# AUFGABENSTELLUNG 1
Geben Sie den Text über Elektroautos und Sexismus vollständig und wortgetreu wieder.

Man kann dem E-Auto vieles ankreiden: den hohen Verbrauch von Ressourcen in der Herstellung, den global steigenden Abbau seltener Erden, überzogene Erwartungen seitens der Politik als Lösung für die fossilen Mobilitätsprobleme. Zu all dem gesellt sich nun noch Sexismus und die Frage, inwieweit dieser die Menschheit daran hinderte, Elektromobilität als wegweisende Technologie für den Individualverkehr zu nutzen und weiterzuentwickeln.

Als Henry Ford vor mehr als 100 Jahren das erste massenproduktionsfähige Automobil, das T-Modell, präsentierte, entschied sich seine Frau für ein anderes Gefährt: Sie kaufte sich ein Elektrofahrzeug. "Der amerikanische Automarkt splittete sich damals in zwei Teile auf, und es bestand die Auffassung, dass Frauen elektrische Autos fahren sollten, weil diese sicherer für den Verkehr waren, nicht stanken und zuverlässiger waren, und daraufhin wurden sie auch spezifisch für Frauen vermarktet", sagt die schwedische Wissenschaftsjournalistin Katrine Marc¸al.

# AUFGABENSTELLUNG 2
Zitieren Sie aus den Datensätzen alle Zeilen ab der ersten. Hören Sie nach der Zeile auf, die „colorbar-swatch <box>151 681 203 695</box>“ enthält.

# DATENSÄTZE ZUR ÜBUNG
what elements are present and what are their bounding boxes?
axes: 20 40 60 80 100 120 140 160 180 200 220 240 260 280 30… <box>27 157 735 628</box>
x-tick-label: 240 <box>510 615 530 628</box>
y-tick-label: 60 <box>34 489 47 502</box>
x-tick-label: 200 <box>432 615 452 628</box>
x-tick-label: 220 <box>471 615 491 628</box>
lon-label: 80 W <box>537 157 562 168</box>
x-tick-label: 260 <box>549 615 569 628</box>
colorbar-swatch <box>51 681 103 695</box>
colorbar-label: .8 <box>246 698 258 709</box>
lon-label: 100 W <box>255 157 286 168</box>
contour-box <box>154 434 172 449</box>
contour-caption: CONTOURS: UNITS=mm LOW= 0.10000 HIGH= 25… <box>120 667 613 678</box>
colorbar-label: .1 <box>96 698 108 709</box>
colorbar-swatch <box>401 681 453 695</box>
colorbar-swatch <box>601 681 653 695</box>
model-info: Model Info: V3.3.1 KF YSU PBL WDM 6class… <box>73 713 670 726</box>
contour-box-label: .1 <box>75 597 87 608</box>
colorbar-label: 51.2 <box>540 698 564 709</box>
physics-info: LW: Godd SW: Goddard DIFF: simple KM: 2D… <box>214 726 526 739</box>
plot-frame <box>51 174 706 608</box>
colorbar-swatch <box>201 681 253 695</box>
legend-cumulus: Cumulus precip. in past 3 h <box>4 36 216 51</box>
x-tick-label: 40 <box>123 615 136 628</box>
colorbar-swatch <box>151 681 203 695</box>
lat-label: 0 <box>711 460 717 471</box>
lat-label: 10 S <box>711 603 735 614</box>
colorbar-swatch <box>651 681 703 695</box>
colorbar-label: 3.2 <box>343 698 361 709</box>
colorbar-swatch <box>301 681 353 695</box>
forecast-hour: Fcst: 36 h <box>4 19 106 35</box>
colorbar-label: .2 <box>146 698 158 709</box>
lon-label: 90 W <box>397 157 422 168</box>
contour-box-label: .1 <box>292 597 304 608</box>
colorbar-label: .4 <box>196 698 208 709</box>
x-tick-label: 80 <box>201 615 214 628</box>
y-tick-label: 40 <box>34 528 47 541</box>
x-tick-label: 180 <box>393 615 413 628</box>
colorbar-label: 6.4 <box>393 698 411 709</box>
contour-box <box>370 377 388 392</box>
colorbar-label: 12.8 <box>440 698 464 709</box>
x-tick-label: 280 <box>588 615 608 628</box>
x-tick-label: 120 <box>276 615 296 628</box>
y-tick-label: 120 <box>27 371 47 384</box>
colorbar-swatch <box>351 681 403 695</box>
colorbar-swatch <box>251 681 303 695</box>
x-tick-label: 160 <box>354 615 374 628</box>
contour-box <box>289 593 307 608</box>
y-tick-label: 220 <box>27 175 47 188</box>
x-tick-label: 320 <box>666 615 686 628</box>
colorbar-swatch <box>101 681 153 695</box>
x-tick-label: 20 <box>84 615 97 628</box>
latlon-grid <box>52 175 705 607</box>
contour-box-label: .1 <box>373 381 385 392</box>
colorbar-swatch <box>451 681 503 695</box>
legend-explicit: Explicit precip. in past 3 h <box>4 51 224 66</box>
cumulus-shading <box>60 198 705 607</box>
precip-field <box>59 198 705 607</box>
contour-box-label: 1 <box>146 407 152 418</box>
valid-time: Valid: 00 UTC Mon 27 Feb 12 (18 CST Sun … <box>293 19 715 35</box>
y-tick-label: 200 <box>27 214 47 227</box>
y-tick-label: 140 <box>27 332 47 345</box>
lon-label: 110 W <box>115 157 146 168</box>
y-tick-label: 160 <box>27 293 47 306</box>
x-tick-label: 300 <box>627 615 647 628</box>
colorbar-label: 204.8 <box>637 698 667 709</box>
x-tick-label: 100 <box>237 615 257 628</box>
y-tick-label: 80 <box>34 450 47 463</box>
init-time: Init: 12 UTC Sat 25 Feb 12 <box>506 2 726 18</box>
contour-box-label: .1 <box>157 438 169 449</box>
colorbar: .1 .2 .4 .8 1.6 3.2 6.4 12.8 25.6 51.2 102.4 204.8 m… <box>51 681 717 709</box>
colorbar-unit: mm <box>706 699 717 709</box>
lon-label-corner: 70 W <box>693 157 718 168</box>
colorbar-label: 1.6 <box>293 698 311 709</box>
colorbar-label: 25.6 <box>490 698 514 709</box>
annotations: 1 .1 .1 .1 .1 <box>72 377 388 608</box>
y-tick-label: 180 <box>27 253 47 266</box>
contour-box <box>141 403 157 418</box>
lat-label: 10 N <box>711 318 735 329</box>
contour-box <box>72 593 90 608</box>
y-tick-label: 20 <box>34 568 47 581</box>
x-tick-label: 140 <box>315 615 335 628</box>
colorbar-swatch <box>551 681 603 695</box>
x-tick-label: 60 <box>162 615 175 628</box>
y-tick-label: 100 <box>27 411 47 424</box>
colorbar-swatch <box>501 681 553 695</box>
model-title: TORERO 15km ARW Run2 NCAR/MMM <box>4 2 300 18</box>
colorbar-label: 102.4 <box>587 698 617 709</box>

# LÖSUNG DER AUFGABE 1
Man kann dem E-Auto vieles ankreiden: den hohen Verbrauch von Ressourcen in der Herstellung, den global steigenden Abbau seltener Erden, überzogene Erwartungen seitens der Politik als Lösung für die fossilen Mobilitätsprobleme. Zu all dem gesellt sich nun noch Sexismus und die Frage, inwieweit dieser die Menschheit daran hinderte, Elektromobilität als wegweisende Technologie für den Individualverkehr zu nutzen und weiterzuentwickeln.

Als Henry Ford vor mehr als 100 Jahren das erste massenproduktionsfähige Automobil, das T-Modell, präsentierte, entschied sich seine Frau für ein anderes Gefährt: Sie kaufte sich ein Elektrofahrzeug. "Der amerikanische Automarkt splittete sich damals in zwei Teile auf, und es bestand die Auffassung, dass Frauen elektrische Autos fahren sollten, weil diese sicherer für den Verkehr waren, nicht stanken und zuverlässiger waren, und daraufhin wurden sie auch spezifisch für Frauen vermarktet", sagt die schwedische Wissenschaftsjournalistin Katrine Marc¸al.

# LÖSUNG DER AUFGABE 2
what elements are present and what are their bounding boxes?
axes: 20 40 60 80 100 120 140 160 180 200 220 240 260 280 30… <box>27 157 735 628</box>
x-tick-label: 240 <box>510 615 530 628</box>
y-tick-label: 60 <box>34 489 47 502</box>
x-tick-label: 200 <box>432 615 452 628</box>
x-tick-label: 220 <box>471 615 491 628</box>
lon-label: 80 W <box>537 157 562 168</box>
x-tick-label: 260 <box>549 615 569 628</box>
colorbar-swatch <box>51 681 103 695</box>
colorbar-label: .8 <box>246 698 258 709</box>
lon-label: 100 W <box>255 157 286 168</box>
contour-box <box>154 434 172 449</box>
contour-caption: CONTOURS: UNITS=mm LOW= 0.10000 HIGH= 25… <box>120 667 613 678</box>
colorbar-label: .1 <box>96 698 108 709</box>
colorbar-swatch <box>401 681 453 695</box>
colorbar-swatch <box>601 681 653 695</box>
model-info: Model Info: V3.3.1 KF YSU PBL WDM 6class… <box>73 713 670 726</box>
contour-box-label: .1 <box>75 597 87 608</box>
colorbar-label: 51.2 <box>540 698 564 709</box>
physics-info: LW: Godd SW: Goddard DIFF: simple KM: 2D… <box>214 726 526 739</box>
plot-frame <box>51 174 706 608</box>
colorbar-swatch <box>201 681 253 695</box>
legend-cumulus: Cumulus precip. in past 3 h <box>4 36 216 51</box>
x-tick-label: 40 <box>123 615 136 628</box>
colorbar-swatch <box>151 681 203 695</box>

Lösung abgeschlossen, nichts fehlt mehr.